■ TO BE DONE ■
Each line in the entries below that holds the string "règlement" is to be listed.

■ EXTRACTED DATA ■

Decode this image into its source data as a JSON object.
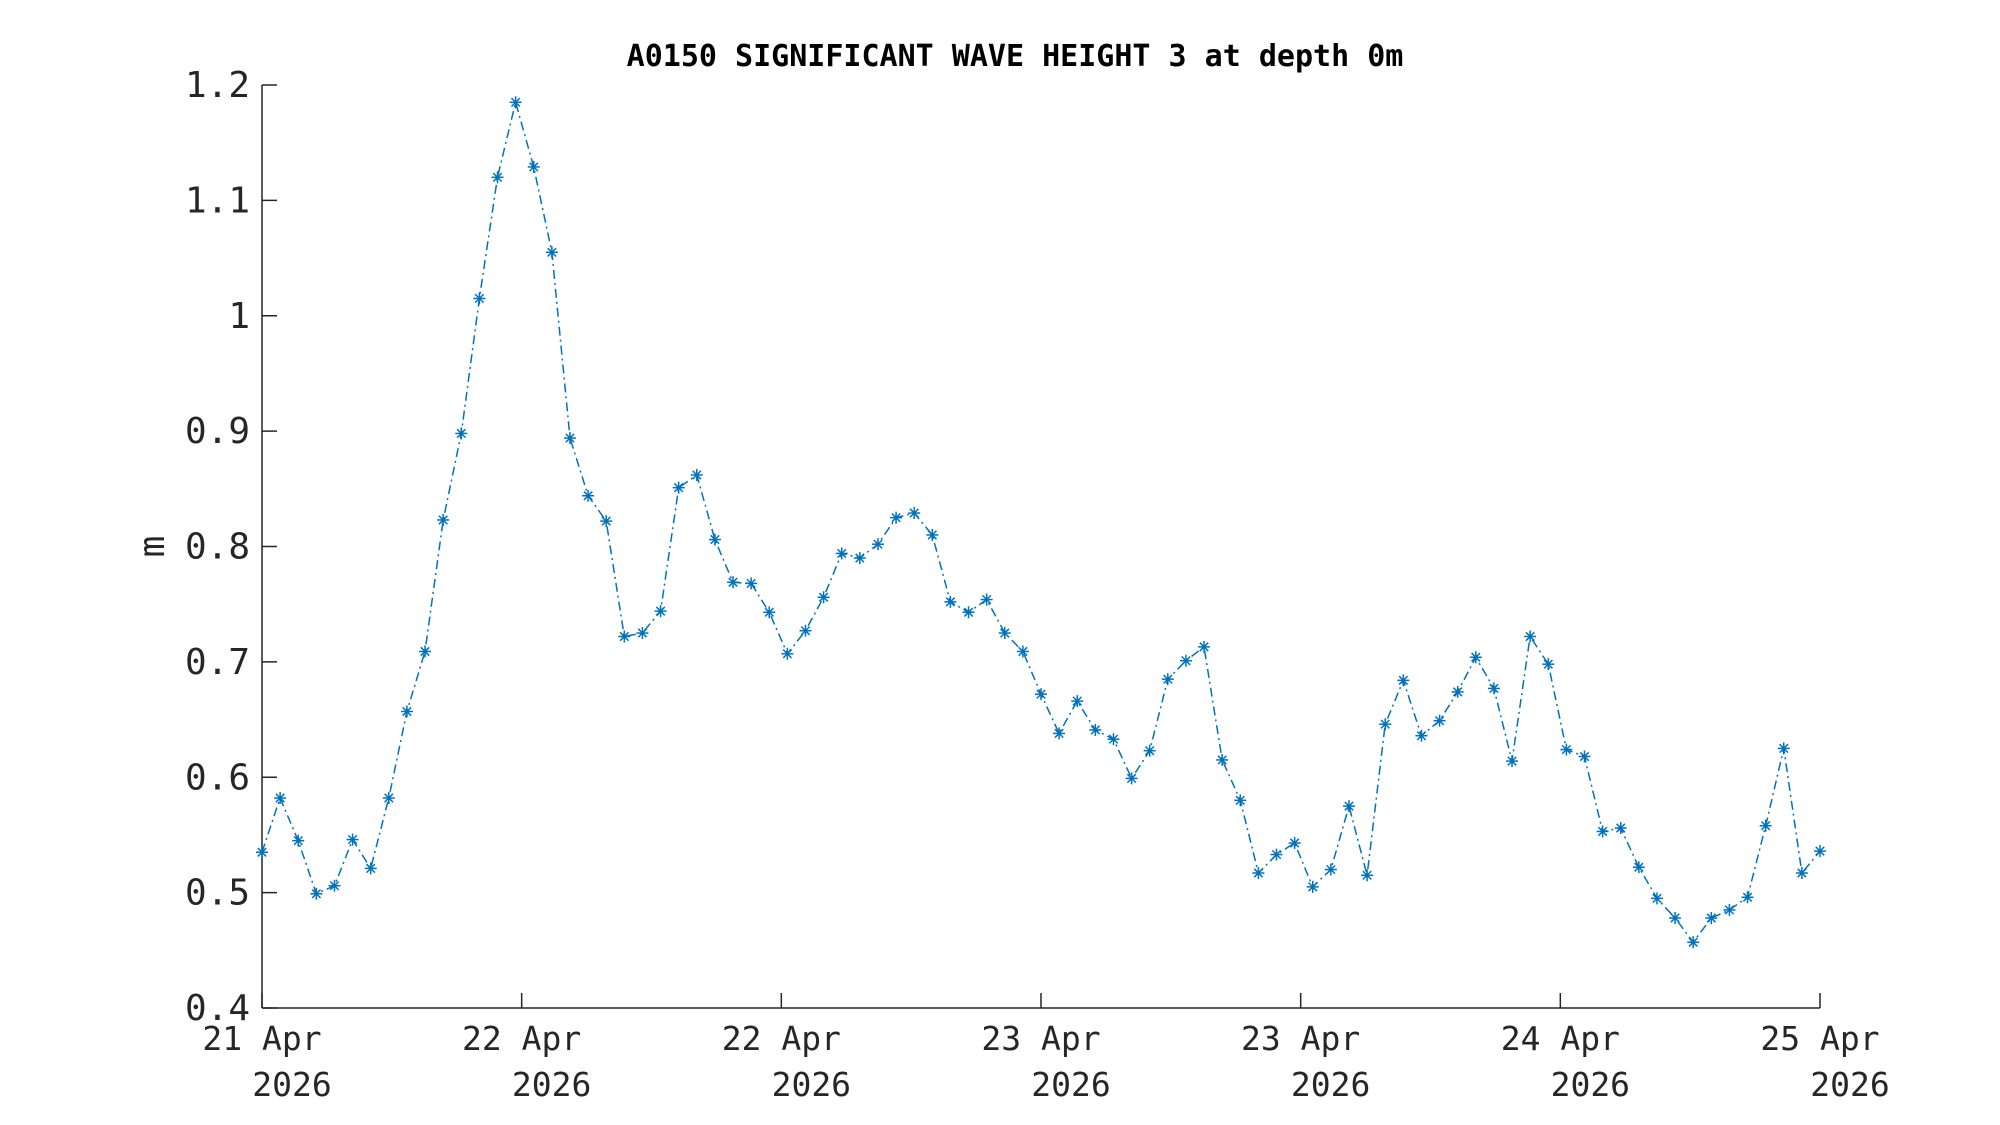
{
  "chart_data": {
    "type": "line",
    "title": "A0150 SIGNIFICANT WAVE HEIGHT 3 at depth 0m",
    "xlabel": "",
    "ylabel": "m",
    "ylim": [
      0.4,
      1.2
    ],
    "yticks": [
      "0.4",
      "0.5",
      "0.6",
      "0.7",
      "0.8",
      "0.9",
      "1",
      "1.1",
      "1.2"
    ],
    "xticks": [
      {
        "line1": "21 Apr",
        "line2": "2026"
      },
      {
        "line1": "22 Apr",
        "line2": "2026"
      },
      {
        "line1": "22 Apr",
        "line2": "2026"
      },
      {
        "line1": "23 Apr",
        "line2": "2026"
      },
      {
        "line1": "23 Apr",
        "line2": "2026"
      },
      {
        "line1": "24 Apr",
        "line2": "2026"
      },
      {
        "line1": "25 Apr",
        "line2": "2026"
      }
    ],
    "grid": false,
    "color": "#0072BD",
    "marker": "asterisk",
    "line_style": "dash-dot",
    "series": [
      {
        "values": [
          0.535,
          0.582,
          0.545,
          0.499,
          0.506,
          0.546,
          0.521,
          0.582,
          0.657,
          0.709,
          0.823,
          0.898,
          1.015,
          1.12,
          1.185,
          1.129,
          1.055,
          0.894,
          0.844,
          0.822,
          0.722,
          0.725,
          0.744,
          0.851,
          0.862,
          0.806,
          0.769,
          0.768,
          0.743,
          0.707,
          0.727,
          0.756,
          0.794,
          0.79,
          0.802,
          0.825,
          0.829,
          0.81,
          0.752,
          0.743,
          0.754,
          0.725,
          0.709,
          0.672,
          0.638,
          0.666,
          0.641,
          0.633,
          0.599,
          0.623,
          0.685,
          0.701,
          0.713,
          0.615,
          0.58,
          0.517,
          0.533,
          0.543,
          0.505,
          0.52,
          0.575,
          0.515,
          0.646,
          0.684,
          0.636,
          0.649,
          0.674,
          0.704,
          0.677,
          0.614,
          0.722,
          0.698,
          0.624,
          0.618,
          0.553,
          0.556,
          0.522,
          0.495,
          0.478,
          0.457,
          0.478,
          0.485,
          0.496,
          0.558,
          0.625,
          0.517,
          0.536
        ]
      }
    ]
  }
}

---

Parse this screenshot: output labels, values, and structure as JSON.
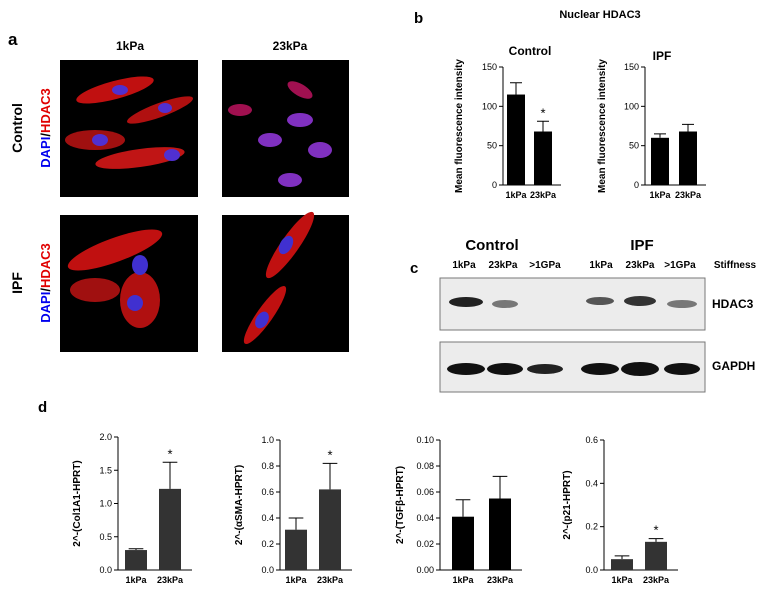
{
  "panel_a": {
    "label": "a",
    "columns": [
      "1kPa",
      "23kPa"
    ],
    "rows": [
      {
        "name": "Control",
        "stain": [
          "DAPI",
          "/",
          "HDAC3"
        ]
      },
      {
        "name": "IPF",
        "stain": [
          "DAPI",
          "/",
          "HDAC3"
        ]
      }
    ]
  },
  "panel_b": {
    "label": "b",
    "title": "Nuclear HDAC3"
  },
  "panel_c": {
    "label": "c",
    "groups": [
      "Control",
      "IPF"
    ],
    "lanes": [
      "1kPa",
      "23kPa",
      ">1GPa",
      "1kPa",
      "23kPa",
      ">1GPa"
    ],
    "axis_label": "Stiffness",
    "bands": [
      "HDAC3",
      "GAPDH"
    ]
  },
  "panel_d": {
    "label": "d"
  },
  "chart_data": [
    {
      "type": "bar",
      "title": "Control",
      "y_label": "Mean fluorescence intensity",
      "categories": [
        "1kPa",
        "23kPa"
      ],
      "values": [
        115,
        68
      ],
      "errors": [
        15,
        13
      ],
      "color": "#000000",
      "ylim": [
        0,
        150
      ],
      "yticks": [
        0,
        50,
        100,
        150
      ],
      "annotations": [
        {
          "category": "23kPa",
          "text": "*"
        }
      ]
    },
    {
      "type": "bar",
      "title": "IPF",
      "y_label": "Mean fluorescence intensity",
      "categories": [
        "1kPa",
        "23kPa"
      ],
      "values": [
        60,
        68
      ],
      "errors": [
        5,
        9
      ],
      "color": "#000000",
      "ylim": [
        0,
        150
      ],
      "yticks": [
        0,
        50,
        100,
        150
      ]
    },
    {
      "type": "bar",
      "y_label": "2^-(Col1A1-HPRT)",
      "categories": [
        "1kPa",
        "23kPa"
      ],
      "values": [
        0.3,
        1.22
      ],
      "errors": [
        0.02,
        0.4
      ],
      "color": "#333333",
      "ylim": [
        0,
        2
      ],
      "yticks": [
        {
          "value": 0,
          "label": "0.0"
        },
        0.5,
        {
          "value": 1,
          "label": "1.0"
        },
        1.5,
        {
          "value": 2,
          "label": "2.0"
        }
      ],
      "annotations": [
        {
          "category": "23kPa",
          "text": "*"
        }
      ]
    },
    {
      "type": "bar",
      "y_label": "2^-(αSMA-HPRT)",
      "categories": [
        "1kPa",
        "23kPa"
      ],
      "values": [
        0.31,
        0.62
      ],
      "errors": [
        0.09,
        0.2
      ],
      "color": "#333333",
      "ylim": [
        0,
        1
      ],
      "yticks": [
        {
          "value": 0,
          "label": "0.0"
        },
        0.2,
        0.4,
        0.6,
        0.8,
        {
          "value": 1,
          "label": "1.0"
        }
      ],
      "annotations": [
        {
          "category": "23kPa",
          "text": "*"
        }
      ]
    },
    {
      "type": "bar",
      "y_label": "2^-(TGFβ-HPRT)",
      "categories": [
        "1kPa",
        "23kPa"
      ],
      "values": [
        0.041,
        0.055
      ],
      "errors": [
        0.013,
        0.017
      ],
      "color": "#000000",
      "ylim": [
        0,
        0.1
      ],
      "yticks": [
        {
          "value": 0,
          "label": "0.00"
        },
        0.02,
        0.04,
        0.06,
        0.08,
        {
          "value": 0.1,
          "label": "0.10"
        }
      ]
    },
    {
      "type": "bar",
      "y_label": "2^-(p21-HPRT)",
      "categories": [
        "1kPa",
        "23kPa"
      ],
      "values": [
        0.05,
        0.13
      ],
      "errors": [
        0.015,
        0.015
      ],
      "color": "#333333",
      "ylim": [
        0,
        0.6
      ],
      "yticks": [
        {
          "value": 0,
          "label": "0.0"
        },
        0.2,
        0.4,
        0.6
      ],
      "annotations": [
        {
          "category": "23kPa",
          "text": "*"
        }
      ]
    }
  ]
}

==

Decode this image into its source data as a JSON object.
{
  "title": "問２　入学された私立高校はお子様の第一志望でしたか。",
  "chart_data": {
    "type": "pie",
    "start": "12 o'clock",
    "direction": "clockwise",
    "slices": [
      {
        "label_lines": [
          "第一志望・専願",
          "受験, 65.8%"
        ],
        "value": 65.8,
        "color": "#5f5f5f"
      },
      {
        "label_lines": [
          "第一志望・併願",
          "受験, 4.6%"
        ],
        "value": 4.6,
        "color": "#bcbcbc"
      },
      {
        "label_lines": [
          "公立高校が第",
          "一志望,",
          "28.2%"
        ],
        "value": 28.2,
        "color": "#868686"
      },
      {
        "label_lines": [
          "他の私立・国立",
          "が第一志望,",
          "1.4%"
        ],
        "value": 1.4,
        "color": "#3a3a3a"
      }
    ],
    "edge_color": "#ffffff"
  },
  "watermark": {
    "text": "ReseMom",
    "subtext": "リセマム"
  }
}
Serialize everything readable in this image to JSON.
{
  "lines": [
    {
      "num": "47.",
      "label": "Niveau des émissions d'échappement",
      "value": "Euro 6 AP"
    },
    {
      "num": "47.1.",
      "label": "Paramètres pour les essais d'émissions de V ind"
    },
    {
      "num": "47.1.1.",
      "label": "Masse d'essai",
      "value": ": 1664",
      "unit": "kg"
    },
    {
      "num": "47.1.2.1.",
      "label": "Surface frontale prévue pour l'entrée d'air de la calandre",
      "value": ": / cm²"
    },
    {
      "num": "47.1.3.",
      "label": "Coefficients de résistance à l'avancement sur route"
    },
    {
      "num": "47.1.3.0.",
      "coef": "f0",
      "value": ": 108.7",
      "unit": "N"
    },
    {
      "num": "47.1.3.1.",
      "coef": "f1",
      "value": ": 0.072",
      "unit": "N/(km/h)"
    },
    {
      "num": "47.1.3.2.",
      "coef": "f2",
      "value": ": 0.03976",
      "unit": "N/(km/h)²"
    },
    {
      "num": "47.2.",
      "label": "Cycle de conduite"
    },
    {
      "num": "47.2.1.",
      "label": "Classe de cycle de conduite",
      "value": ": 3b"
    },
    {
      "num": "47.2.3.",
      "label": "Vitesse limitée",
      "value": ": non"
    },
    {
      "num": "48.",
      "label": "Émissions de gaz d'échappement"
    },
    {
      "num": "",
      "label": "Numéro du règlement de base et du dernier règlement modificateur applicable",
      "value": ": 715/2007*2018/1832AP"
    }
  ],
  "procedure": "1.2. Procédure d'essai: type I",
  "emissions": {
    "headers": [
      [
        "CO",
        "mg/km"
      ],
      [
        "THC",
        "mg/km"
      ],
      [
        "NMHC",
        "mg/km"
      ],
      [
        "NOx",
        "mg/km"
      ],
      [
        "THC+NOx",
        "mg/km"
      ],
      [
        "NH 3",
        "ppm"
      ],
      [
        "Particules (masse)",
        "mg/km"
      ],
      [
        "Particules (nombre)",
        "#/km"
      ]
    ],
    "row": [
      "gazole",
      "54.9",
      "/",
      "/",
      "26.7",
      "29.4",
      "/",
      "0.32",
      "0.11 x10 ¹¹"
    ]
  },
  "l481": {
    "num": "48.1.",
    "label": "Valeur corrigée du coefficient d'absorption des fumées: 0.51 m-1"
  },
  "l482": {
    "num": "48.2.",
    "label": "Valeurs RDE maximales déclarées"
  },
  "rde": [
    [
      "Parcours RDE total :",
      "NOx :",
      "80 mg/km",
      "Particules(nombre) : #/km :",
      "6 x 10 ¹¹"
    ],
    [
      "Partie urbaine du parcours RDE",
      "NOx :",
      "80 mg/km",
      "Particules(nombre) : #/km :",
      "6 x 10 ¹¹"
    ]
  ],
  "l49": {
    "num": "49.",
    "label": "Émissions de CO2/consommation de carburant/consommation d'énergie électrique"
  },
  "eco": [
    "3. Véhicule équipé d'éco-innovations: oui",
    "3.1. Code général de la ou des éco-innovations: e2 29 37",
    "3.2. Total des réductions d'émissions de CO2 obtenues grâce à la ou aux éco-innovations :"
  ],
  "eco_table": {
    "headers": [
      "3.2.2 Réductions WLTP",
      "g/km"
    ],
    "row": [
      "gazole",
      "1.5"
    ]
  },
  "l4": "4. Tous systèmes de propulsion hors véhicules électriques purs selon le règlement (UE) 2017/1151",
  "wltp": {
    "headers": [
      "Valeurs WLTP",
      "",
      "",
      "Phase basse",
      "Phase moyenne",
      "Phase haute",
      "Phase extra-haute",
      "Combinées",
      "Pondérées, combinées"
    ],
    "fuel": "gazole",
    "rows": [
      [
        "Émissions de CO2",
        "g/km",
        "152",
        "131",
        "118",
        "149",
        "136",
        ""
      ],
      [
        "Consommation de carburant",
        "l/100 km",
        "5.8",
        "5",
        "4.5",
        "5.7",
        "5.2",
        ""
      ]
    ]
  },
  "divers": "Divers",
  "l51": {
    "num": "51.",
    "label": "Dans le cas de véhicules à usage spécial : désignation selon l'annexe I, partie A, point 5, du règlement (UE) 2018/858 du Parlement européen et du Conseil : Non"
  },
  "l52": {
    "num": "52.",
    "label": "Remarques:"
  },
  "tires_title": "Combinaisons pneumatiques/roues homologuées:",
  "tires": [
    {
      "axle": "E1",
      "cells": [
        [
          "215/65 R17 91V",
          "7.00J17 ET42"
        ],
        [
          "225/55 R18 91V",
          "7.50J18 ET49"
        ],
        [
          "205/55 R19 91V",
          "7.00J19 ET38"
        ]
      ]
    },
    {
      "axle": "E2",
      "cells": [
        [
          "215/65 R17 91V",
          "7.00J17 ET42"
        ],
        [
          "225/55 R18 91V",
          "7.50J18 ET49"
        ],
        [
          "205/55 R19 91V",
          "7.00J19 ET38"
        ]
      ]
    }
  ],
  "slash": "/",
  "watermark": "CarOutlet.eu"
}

■ SOLUTION FOR THIS TASK ■
      "label": "Numéro du règlement de base et du dernier règlement modificateur applicable",
  "l4": "4. Tous systèmes de propulsion hors véhicules électriques purs selon le règlement (UE) 2017/1151",
    "label": "Dans le cas de véhicules à usage spécial : désignation selon l'annexe I, partie A, point 5, du règlement (UE) 2018/858 du Parlement européen et du Conseil : Non"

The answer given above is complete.